* **Brief**: Select and reproduce each line of the listing below that bears the string "操縦装置".
>> BEGIN Dataset
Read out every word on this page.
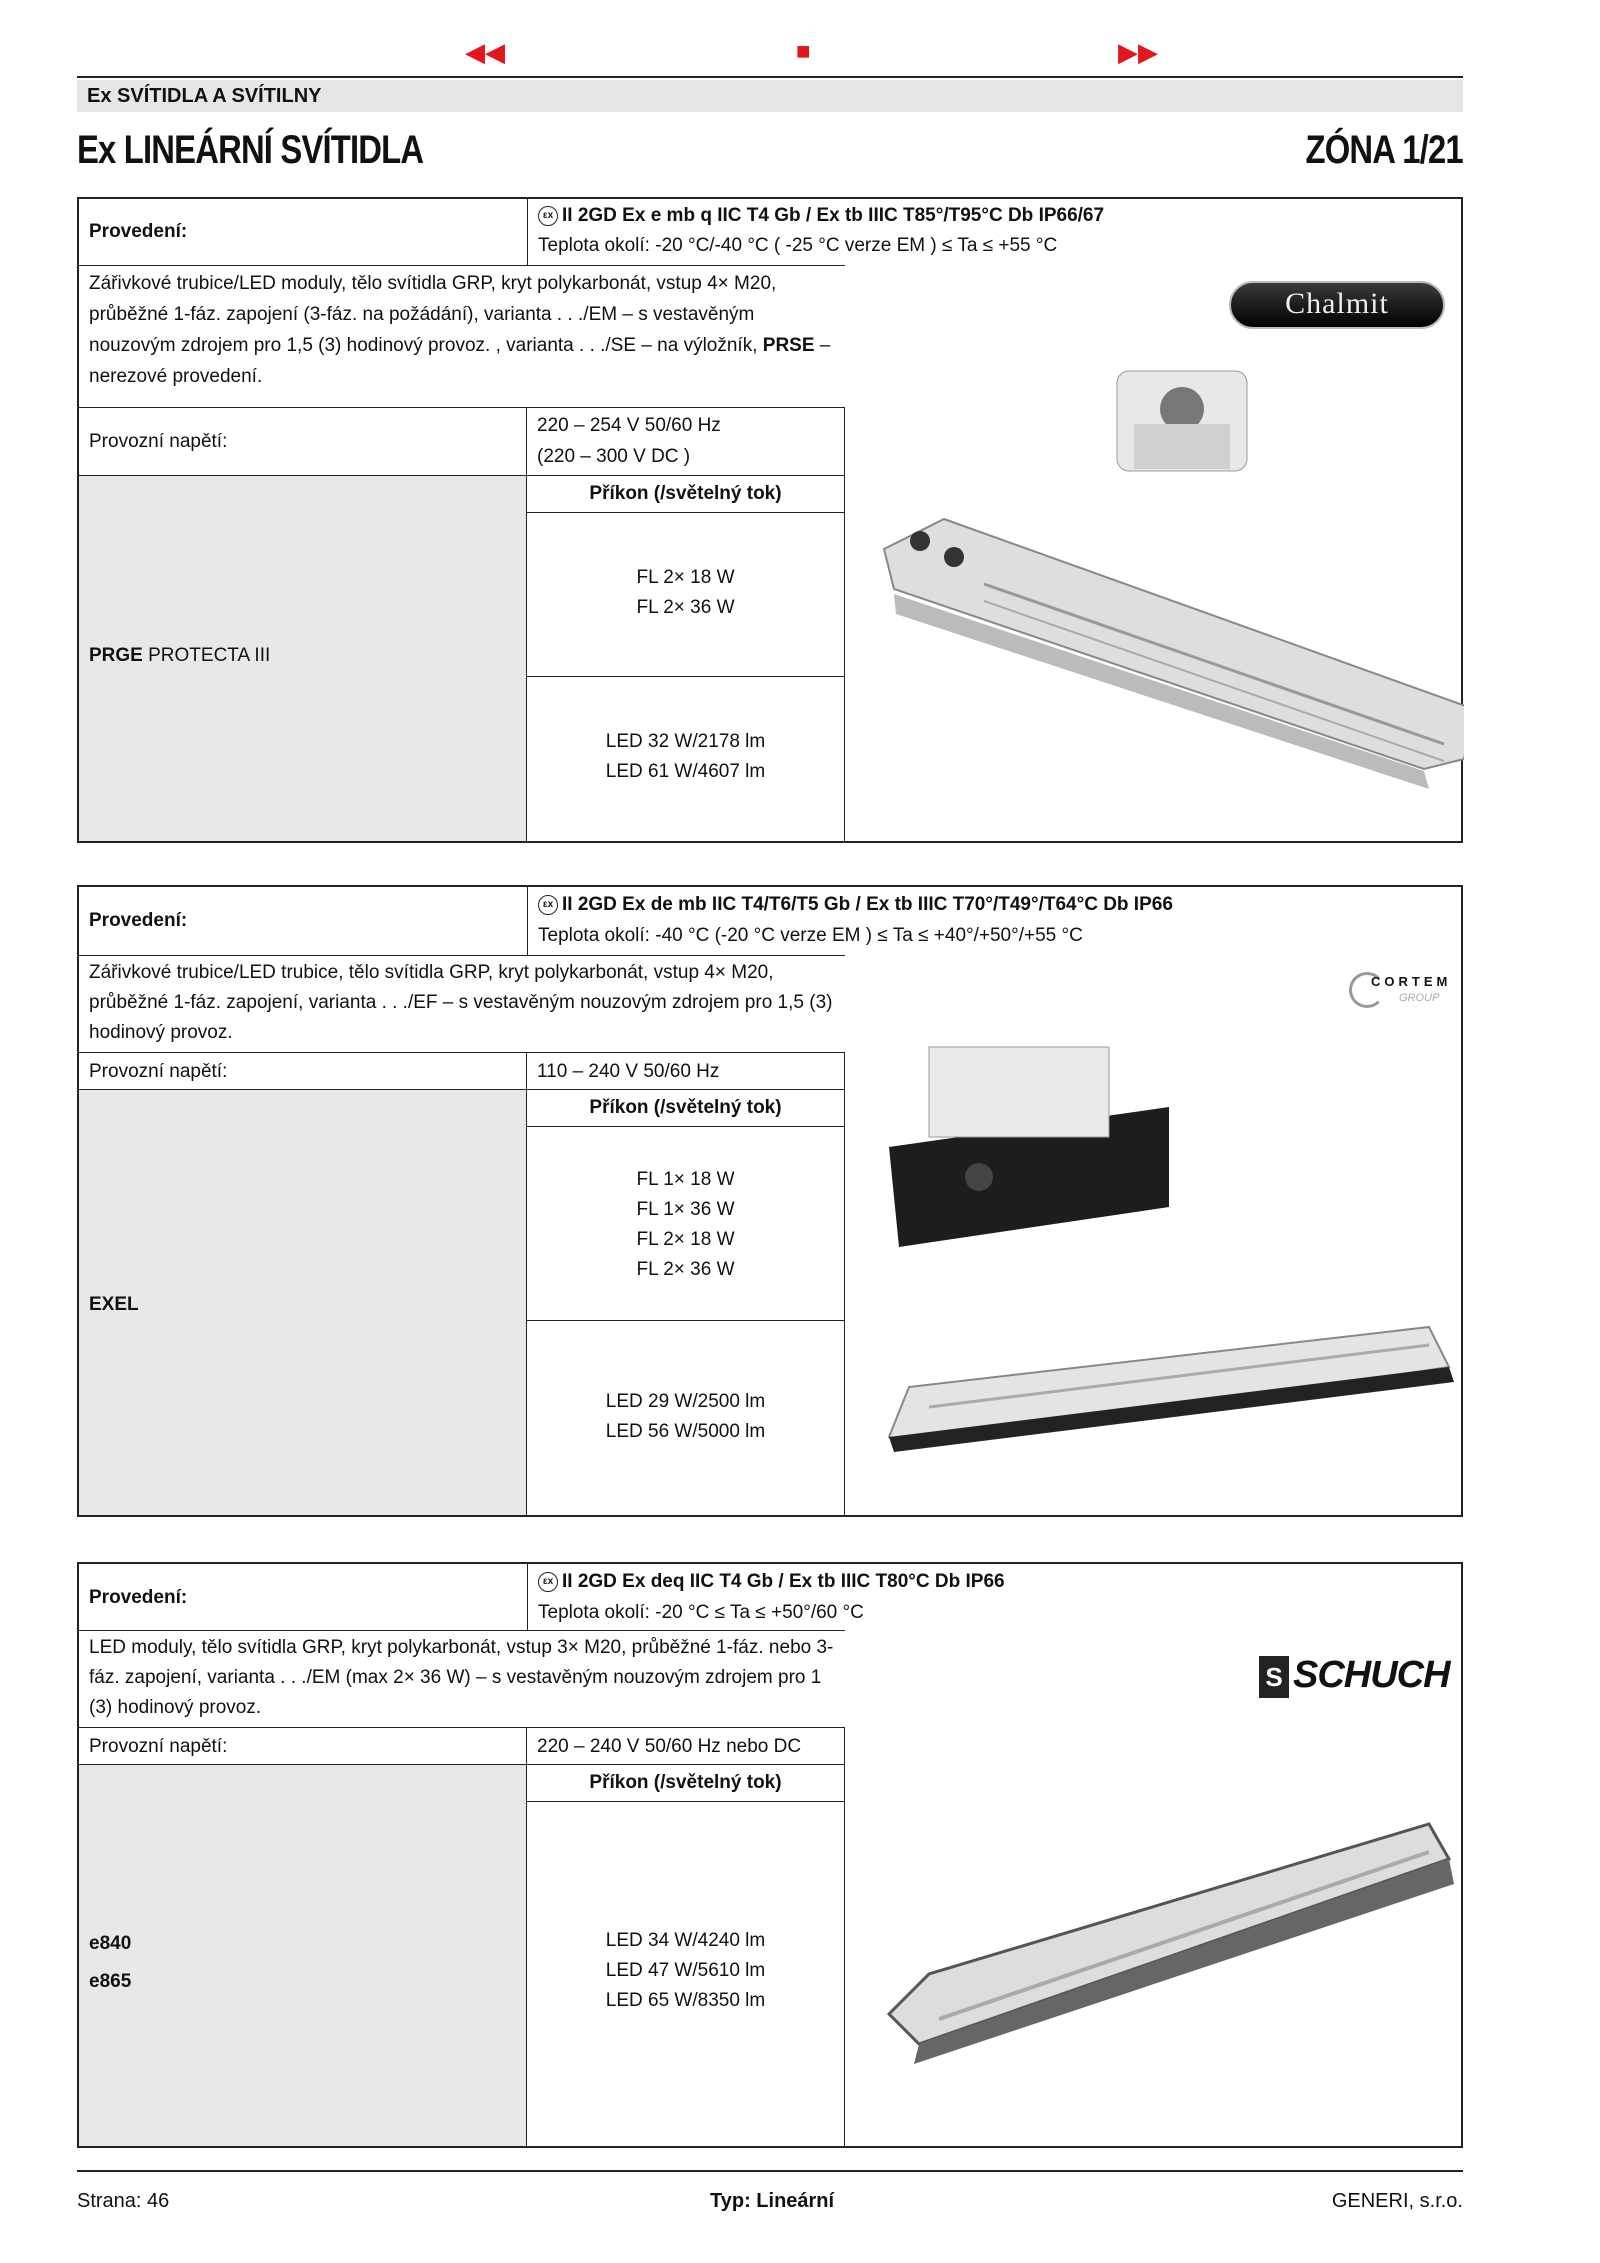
◀◀	■	▶▶
Ex SVÍTIDLA A SVÍTILNY
Ex LINEÁRNÍ SVÍTIDLA	ZÓNA 1/21
Provedení:
εx II 2GD Ex e mb q IIC T4 Gb / Ex tb IIIC T85°/T95°C Db IP66/67
Teplota okolí: -20 °C/-40 °C ( -25 °C verze EM ) ≤ Ta ≤ +55 °C
Zářivkové trubice/LED moduly, tělo svítidla GRP, kryt polykarbonát, vstup 4× M20, průběžné 1-fáz. zapojení (3-fáz. na požádání), varianta . . ./EM – s vestavěným nouzovým zdrojem pro 1,5 (3) hodinový provoz. , varianta . . ./SE – na výložník, PRSE – nerezové provedení.
Provozní napětí:
220 – 254 V 50/60 Hz
(220 – 300 V DC )
PRGE PROTECTA III
Příkon (/světelný tok)
FL 2× 18 W
FL 2× 36 W
LED 32 W/2178 lm
LED 61 W/4607 lm
Chalmit
Provedení:
εx II 2GD Ex de mb IIC T4/T6/T5 Gb / Ex tb IIIC T70°/T49°/T64°C Db IP66
Teplota okolí: -40 °C (-20 °C verze EM ) ≤ Ta ≤ +40°/+50°/+55 °C
Zářivkové trubice/LED trubice, tělo svítidla GRP, kryt polykarbonát, vstup 4× M20, průběžné 1-fáz. zapojení, varianta . . ./EF – s vestavěným nouzovým zdrojem pro 1,5 (3) hodinový provoz.
Provozní napětí:	110 – 240 V 50/60 Hz
EXEL
Příkon (/světelný tok)
FL 1× 18 W
FL 1× 36 W
FL 2× 18 W
FL 2× 36 W
LED 29 W/2500 lm
LED 56 W/5000 lm
CORTEM
GROUP
Provedení:
εx II 2GD Ex deq IIC T4 Gb / Ex tb IIIC T80°C Db IP66
Teplota okolí: -20 °C ≤ Ta ≤ +50°/60 °C
LED moduly, tělo svítidla GRP, kryt polykarbonát, vstup 3× M20, průběžné 1-fáz. nebo 3-fáz. zapojení, varianta . . ./EM (max 2× 36 W) – s vestavěným nouzovým zdrojem pro 1 (3) hodinový provoz.
Provozní napětí:	220 – 240 V 50/60 Hz nebo DC
e840
e865
Příkon (/světelný tok)
LED 34 W/4240 lm
LED 47 W/5610 lm
LED 65 W/8350 lm
S SCHUCH
Strana: 46	Typ: Lineární	GENERI, s.r.o.
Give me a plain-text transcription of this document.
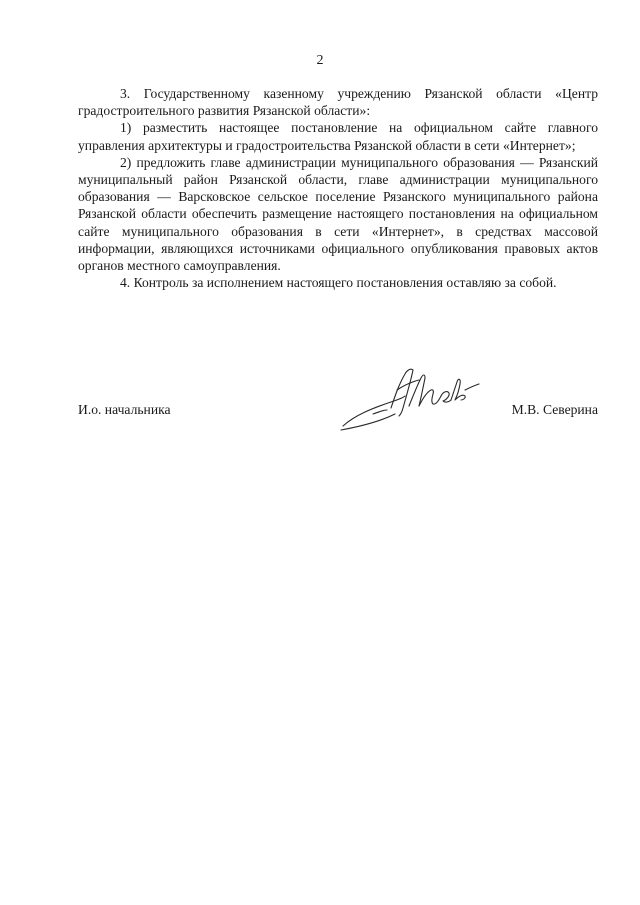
2

3. Государственному казенному учреждению Рязанской области «Центр градостроительного развития Рязанской области»:

1) разместить настоящее постановление на официальном сайте главного управления архитектуры и градостроительства Рязанской области в сети «Интернет»;

2) предложить главе администрации муниципального образования — Рязанский муниципальный район Рязанской области, главе администрации муниципального образования — Варсковское сельское поселение Рязанского муниципального района Рязанской области обеспечить размещение настоящего постановления на официальном сайте муниципального образования в сети «Интернет», в средствах массовой информации, являющихся источниками официального опубликования правовых актов органов местного самоуправления.

4. Контроль за исполнением настоящего постановления оставляю за собой.

И.о. начальника	М.В. Северина
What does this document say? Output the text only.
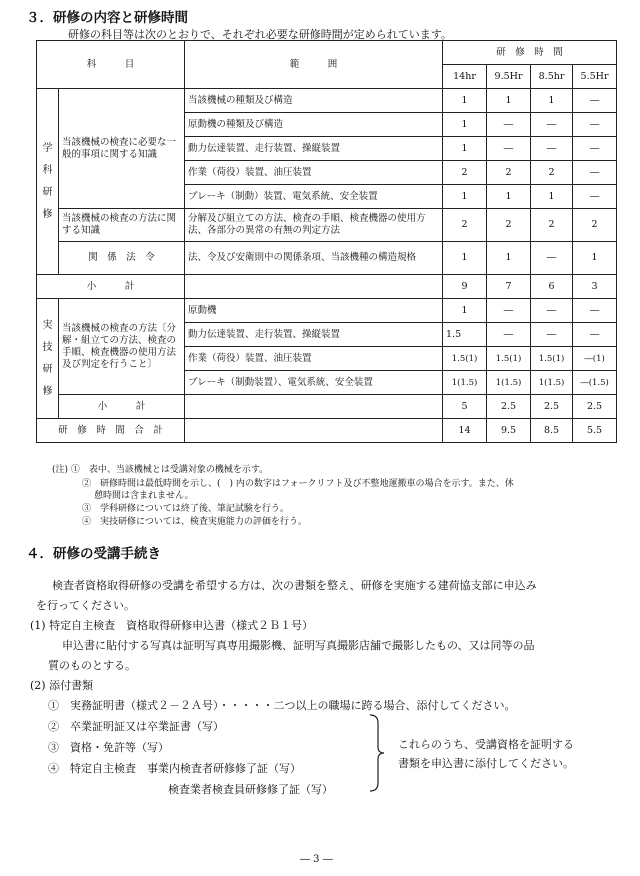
３．研修の内容と研修時間
研修の科目等は次のとおりで、それぞれ必要な研修時間が定められています。
科　　　目		範　　　囲	研　修　時　間			
			14hr	9.5Hr	8.5hr	5.5Hr
学
科
研
修	当該機械の検査に必要な一般的事項に関する知識	当該機械の種類及び構造	1	1	1	―
		原動機の種類及び構造	1	―	―	―
		動力伝達装置、走行装置、操縦装置	1	―	―	―
		作業（荷役）装置、油圧装置	2	2	2	―
		ブレーキ（制動）装置、電気系統、安全装置	1	1	1	―
	当該機械の検査の方法に関する知識	分解及び組立ての方法、検査の手順、検査機器の使用方法、各部分の異常の有無の判定方法	2	2	2	2
	関　係　法　令	法、令及び安衛則中の関係条項、当該機種の構造規格	1	1	―	1
小　　　計			9	7	6	3
実
技
研
修	当該機械の検査の方法〔分解・組立ての方法、検査の手順、検査機器の使用方法及び判定を行うこと〕	原動機	1	―	―	―
		動力伝達装置、走行装置、操縦装置	1.5	―	―	―
		作業（荷役）装置、油圧装置	1.5(1)	1.5(1)	1.5(1)	―(1)
		ブレーキ（制動装置）、電気系統、安全装置	1(1.5)	1(1.5)	1(1.5)	―(1.5)
	小　　　計		5	2.5	2.5	2.5
研　修　時　間　合　計			14	9.5	8.5	5.5
(注) ①　 表中、当該機械とは受講対象の機械を示す。
②　 研修時間は最低時間を示し、(　) 内の数字はフォークリフト及び不整地運搬車の場合を示す。また、休
憩時間は含まれません。
③　 学科研修については終了後、筆記試験を行う。
④　 実技研修については、検査実施能力の評価を行う。
４．研修の受講手続き
検査者資格取得研修の受講を希望する方は、次の書類を整え、研修を実施する建荷協支部に申込み
を行ってください。
(1) 特定自主検査　資格取得研修申込書（様式２Ｂ１号）
申込書に貼付する写真は証明写真専用撮影機、証明写真撮影店舗で撮影したもの、又は同等の品
質のものとする。
(2) 添付書類
①　 実務証明書（様式２－２Ａ号）・・・・・二つ以上の職場に跨る場合、添付してください。
②　 卒業証明証又は卒業証書（写）
③　 資格・免許等（写）
④　 特定自主検査　事業内検査者研修修了証（写）
検査業者検査員研修修了証（写）
これらのうち、受講資格を証明する
書類を申込書に添付してください。
― 3 ―
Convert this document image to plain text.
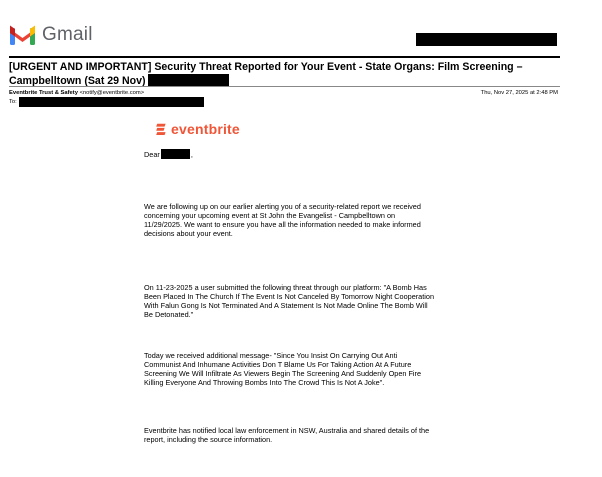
Gmail
[URGENT AND IMPORTANT] Security Threat Reported for Your Event - State Organs: Film Screening – Campbelltown (Sat 29 Nov)
Eventbrite Trust & Safety <notify@eventbrite.com>	Thu, Nov 27, 2025 at 2:48 PM
To:
eventbrite
Dear	,
We are following up on our earlier alerting you of a security-related report we received concerning your upcoming event at St John the Evangelist - Campbelltown on 11/29/2025. We want to ensure you have all the information needed to make informed decisions about your event.
On 11-23-2025 a user submitted the following threat through our platform: "A Bomb Has Been Placed In The Church If The Event Is Not Canceled By Tomorrow Night Cooperation With Falun Gong Is Not Terminated And A Statement Is Not Made Online The Bomb Will Be Detonated."
Today we received additional message- "Since You Insist On Carrying Out Anti Communist And Inhumane Activities Don T Blame Us For Taking Action At A Future Screening We Will Infiltrate As Viewers Begin The Screening And Suddenly Open Fire Killing Everyone And Throwing Bombs Into The Crowd This Is Not A Joke".
Eventbrite has notified local law enforcement in NSW, Australia and shared details of the report, including the source information.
>> END Dataset
* **Exercise output**:
		動力伝達装置、走行装置、操縦装置	1	―	―	―
		動力伝達装置、走行装置、操縦装置	1.5	―	―	―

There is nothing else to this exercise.